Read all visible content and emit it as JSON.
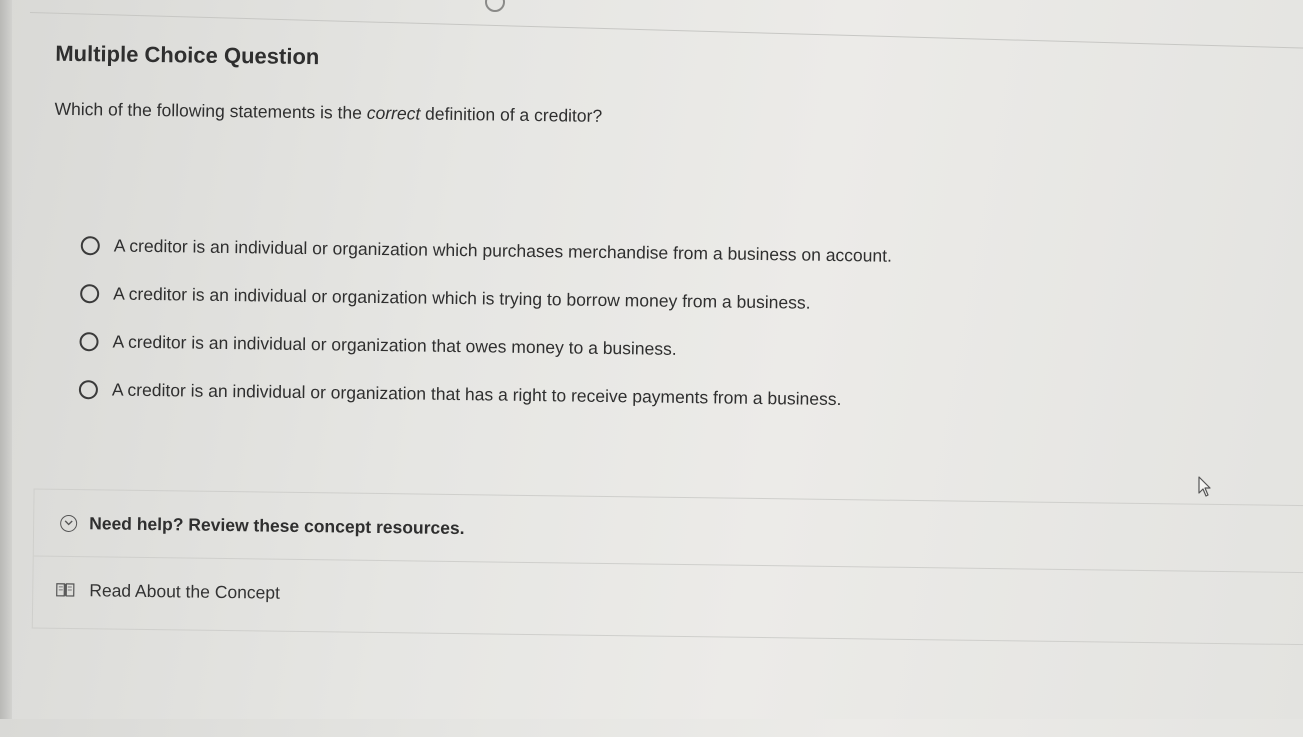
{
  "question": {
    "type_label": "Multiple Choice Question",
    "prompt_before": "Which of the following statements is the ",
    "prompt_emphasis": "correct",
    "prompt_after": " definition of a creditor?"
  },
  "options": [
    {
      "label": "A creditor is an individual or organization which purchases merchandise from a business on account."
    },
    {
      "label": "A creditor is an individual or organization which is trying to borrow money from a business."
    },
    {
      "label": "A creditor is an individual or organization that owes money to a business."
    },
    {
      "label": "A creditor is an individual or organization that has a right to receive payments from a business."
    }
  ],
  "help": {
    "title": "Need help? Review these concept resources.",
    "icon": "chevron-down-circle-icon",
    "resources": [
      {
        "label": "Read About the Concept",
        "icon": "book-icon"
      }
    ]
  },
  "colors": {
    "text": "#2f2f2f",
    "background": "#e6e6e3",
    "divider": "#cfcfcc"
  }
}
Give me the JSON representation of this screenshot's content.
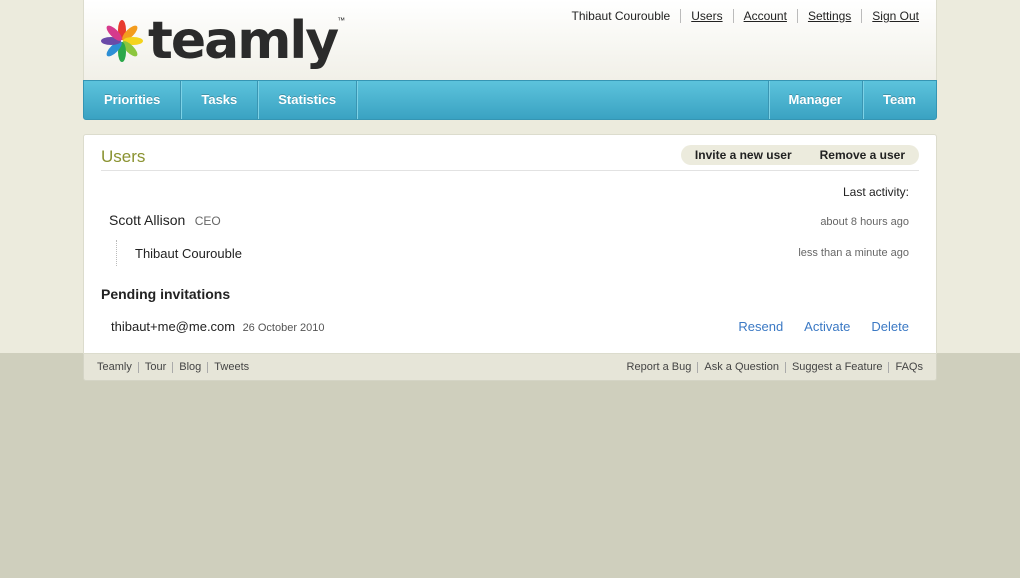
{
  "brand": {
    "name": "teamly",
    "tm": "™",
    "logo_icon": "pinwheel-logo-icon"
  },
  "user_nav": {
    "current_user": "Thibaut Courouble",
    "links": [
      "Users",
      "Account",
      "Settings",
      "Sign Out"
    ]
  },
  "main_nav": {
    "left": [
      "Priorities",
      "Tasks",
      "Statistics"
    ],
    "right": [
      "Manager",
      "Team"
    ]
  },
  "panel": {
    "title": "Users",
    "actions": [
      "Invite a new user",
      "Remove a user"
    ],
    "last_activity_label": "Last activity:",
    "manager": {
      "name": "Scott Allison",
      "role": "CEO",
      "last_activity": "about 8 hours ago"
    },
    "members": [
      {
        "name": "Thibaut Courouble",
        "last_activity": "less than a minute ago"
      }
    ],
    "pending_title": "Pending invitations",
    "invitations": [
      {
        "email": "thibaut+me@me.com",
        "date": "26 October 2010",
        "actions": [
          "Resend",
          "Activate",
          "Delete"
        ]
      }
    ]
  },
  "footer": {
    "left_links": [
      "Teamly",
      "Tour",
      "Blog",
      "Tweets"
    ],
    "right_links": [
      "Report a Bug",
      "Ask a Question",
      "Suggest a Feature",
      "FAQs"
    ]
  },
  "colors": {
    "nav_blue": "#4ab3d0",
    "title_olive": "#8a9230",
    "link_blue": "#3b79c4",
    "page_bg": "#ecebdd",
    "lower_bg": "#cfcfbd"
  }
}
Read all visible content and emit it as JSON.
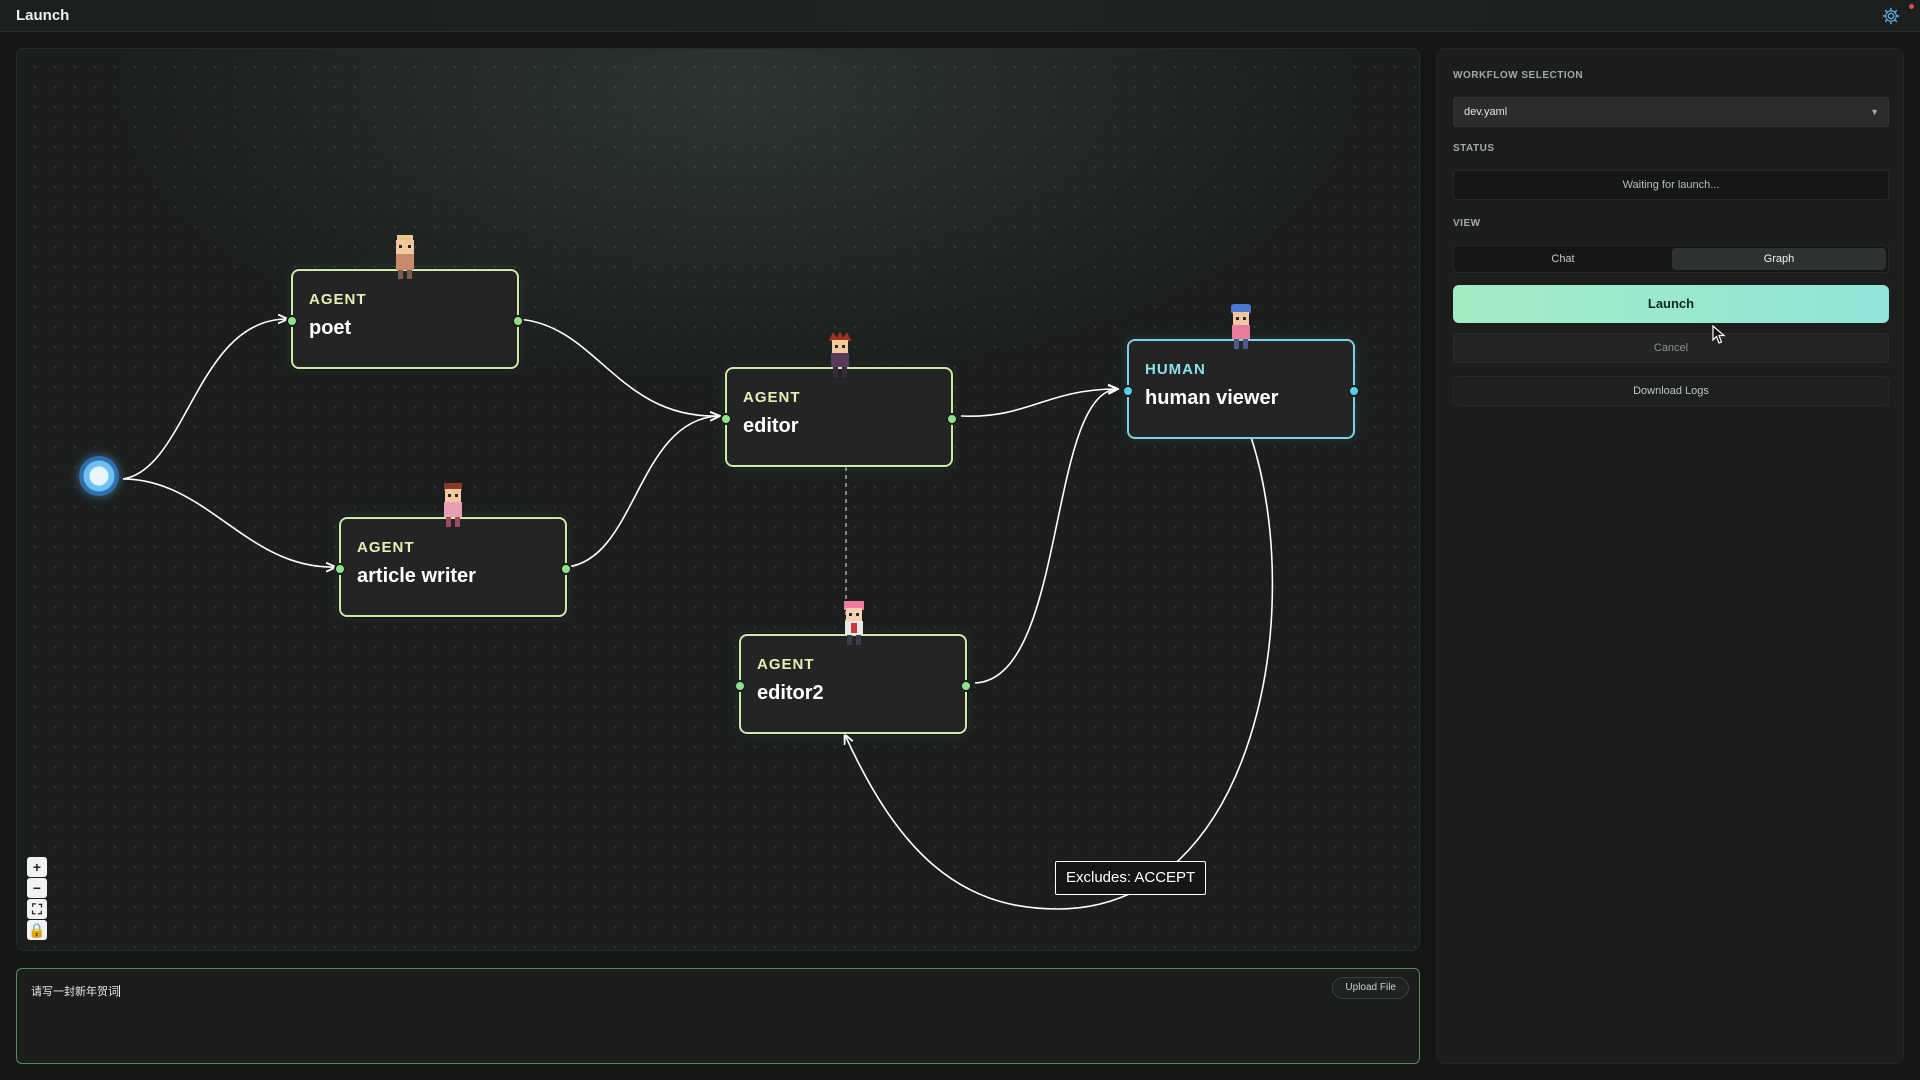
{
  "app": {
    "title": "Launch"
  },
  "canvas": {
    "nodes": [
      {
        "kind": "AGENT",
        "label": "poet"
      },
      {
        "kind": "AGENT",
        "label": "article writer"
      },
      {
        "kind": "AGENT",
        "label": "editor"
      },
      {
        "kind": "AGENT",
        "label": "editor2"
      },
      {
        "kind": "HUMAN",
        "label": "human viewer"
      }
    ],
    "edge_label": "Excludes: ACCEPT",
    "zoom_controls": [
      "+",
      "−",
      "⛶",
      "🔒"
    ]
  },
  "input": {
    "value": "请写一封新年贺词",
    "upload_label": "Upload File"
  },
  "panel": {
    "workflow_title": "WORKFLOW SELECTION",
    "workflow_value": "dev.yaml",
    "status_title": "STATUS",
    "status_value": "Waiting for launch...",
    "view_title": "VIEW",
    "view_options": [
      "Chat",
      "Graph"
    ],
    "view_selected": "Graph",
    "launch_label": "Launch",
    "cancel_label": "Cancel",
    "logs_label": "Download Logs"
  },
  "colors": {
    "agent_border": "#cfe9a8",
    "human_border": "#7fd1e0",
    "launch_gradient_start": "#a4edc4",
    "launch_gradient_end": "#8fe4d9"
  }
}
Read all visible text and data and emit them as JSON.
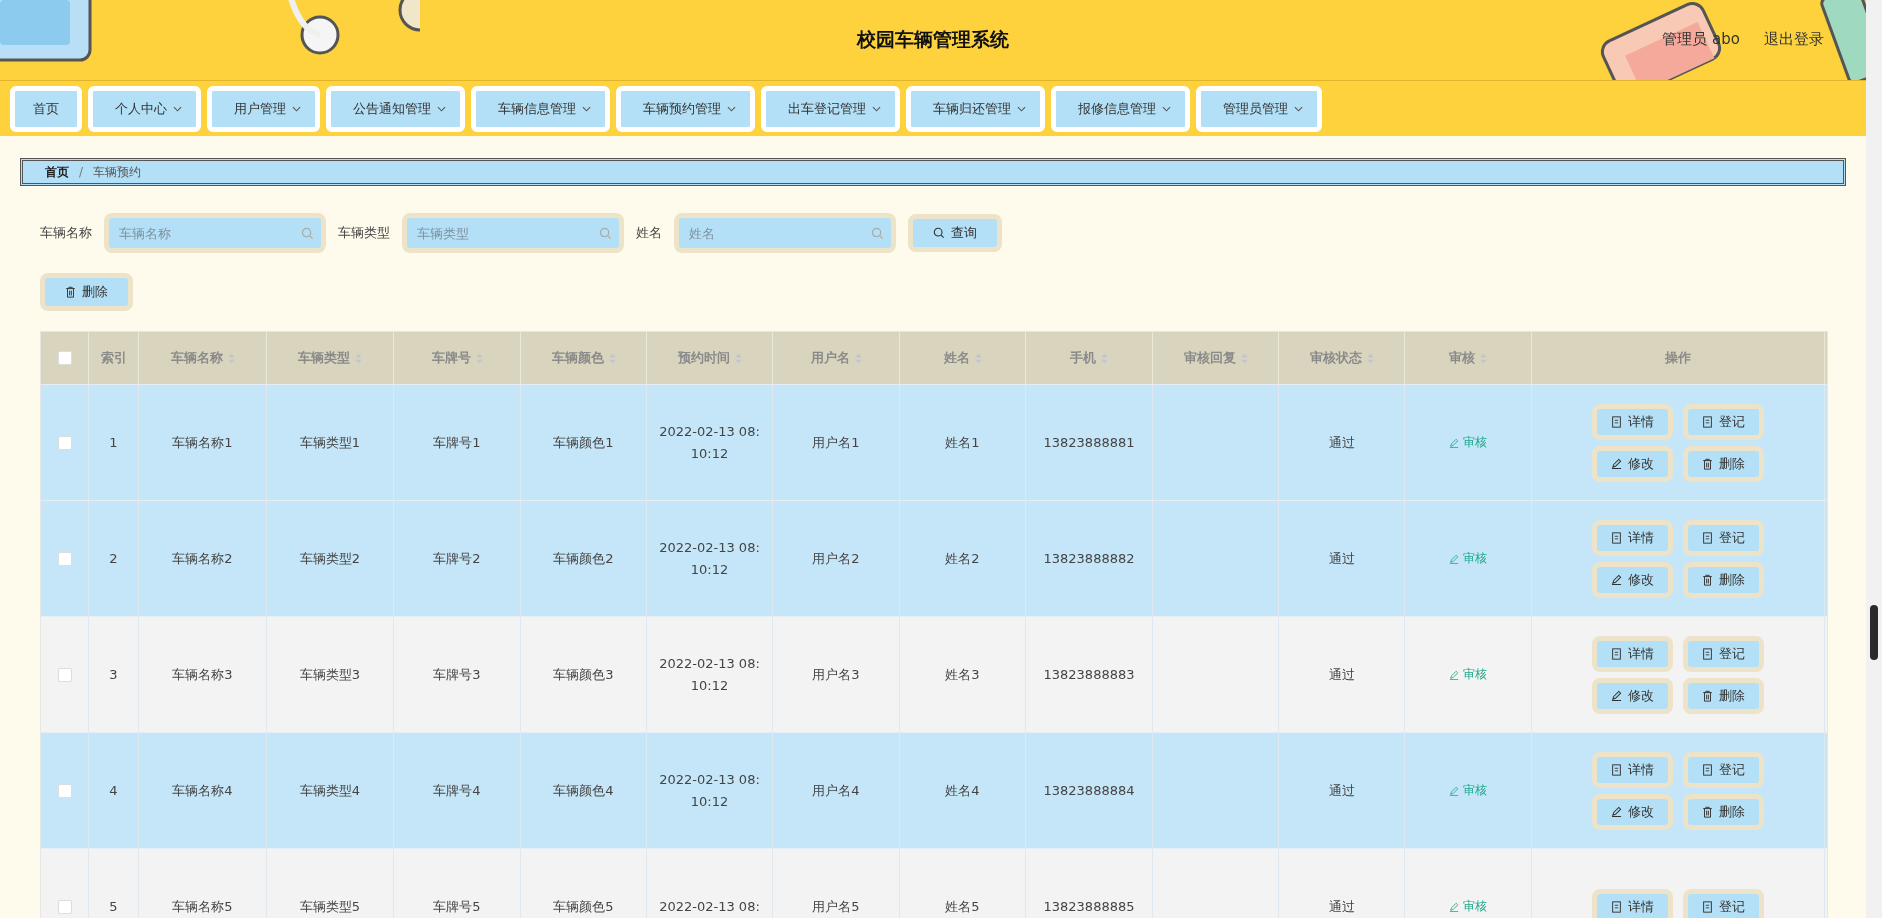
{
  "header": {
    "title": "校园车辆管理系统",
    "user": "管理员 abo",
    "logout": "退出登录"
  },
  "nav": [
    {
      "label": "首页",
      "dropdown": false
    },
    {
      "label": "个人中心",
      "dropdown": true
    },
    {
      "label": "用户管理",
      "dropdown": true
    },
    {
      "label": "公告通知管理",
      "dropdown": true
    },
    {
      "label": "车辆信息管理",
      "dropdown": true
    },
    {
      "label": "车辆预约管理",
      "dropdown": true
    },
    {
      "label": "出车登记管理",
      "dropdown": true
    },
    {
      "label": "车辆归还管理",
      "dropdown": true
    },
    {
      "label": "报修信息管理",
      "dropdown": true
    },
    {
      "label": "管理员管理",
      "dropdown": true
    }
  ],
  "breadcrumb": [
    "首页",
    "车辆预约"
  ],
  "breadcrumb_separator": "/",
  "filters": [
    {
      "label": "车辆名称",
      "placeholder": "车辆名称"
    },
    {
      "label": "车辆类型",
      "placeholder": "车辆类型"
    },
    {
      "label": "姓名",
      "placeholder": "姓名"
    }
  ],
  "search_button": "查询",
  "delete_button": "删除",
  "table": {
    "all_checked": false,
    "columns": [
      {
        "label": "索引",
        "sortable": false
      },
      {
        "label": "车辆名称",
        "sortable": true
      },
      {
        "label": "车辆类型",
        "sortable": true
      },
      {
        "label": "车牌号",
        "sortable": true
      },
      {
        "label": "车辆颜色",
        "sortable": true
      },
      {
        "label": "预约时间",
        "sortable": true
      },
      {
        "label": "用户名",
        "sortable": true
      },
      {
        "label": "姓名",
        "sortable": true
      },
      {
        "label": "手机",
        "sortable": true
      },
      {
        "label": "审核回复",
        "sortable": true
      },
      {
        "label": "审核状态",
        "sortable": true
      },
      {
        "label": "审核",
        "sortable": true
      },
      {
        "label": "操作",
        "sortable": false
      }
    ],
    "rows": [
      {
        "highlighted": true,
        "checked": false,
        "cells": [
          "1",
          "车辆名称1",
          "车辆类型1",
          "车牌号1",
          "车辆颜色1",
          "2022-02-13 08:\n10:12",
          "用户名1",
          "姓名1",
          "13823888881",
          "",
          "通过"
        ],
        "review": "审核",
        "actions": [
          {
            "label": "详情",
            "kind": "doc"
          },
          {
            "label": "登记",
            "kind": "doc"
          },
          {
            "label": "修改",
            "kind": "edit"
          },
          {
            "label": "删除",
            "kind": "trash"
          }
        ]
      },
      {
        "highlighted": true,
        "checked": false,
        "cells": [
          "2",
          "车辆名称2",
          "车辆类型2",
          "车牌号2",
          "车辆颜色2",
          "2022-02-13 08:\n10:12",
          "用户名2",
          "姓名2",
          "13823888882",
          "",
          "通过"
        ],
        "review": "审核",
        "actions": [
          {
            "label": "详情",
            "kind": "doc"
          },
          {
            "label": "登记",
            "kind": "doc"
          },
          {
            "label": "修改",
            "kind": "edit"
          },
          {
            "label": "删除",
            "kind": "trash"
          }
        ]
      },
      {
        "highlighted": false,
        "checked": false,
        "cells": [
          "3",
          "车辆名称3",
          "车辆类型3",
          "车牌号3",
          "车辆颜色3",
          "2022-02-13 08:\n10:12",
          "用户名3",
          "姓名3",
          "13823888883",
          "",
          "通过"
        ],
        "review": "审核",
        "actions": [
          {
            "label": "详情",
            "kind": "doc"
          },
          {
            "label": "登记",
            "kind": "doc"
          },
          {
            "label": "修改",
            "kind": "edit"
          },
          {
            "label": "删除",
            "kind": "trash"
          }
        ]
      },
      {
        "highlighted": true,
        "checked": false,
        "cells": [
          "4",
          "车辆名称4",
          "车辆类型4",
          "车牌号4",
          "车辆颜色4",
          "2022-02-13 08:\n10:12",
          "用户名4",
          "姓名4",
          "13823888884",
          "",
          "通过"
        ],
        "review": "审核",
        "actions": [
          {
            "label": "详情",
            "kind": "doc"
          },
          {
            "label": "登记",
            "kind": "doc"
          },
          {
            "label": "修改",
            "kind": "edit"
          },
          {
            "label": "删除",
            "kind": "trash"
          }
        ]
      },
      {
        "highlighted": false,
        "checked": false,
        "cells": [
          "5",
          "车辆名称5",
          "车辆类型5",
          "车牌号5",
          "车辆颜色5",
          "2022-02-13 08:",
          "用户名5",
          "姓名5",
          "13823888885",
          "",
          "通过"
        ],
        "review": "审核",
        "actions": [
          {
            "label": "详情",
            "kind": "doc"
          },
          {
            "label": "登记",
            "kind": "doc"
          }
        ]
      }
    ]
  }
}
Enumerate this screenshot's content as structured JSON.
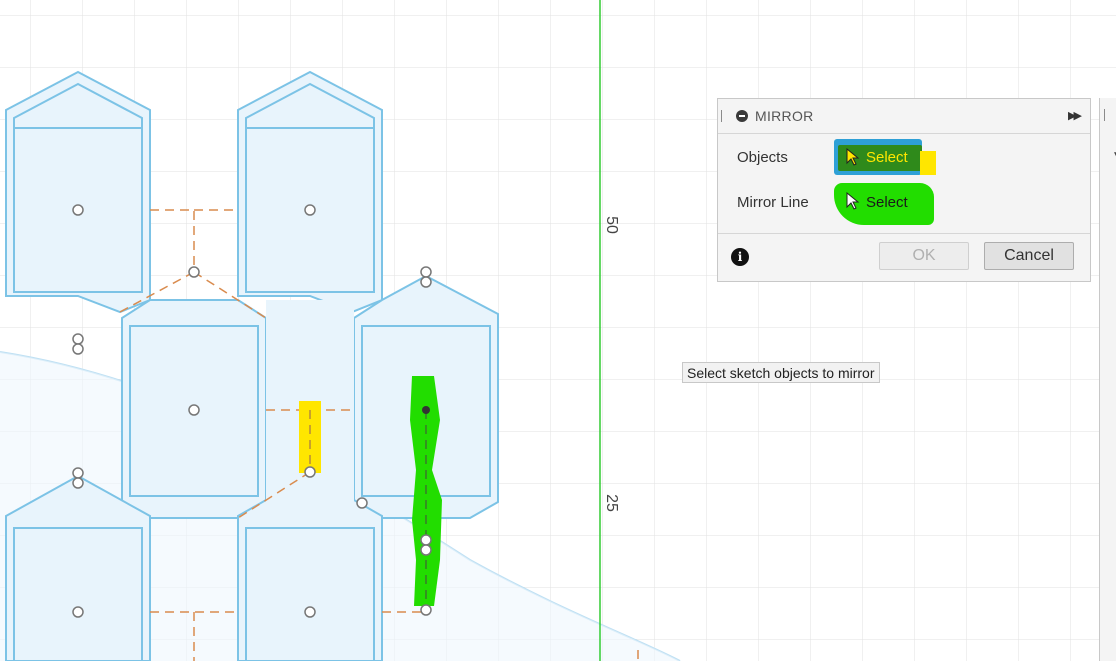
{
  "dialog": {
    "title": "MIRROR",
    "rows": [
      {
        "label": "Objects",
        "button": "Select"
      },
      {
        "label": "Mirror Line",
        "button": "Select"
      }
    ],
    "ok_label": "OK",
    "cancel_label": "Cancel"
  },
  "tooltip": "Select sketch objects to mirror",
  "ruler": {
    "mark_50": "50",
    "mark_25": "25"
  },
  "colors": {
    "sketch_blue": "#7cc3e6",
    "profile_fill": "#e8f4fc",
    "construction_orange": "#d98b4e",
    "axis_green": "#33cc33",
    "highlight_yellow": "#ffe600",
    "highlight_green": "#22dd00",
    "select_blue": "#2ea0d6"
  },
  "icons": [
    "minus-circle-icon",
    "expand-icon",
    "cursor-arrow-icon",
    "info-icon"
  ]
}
━━━━━━━━━━━━━━━━
Every line from the one containing "Enumerate this screenshot's" through the end of the listing is to be copied exactly; the pictures are not.

COMPLETE RESPONSE:
Enumerate this screenshot's content as structured JSON.
{
  "dialog": {
    "title": "MIRROR",
    "rows": [
      {
        "label": "Objects",
        "button": "Select"
      },
      {
        "label": "Mirror Line",
        "button": "Select"
      }
    ],
    "ok_label": "OK",
    "cancel_label": "Cancel"
  },
  "tooltip": "Select sketch objects to mirror",
  "ruler": {
    "mark_50": "50",
    "mark_25": "25"
  },
  "colors": {
    "sketch_blue": "#7cc3e6",
    "profile_fill": "#e8f4fc",
    "construction_orange": "#d98b4e",
    "axis_green": "#33cc33",
    "highlight_yellow": "#ffe600",
    "highlight_green": "#22dd00",
    "select_blue": "#2ea0d6"
  },
  "icons": [
    "minus-circle-icon",
    "expand-icon",
    "cursor-arrow-icon",
    "info-icon"
  ]
}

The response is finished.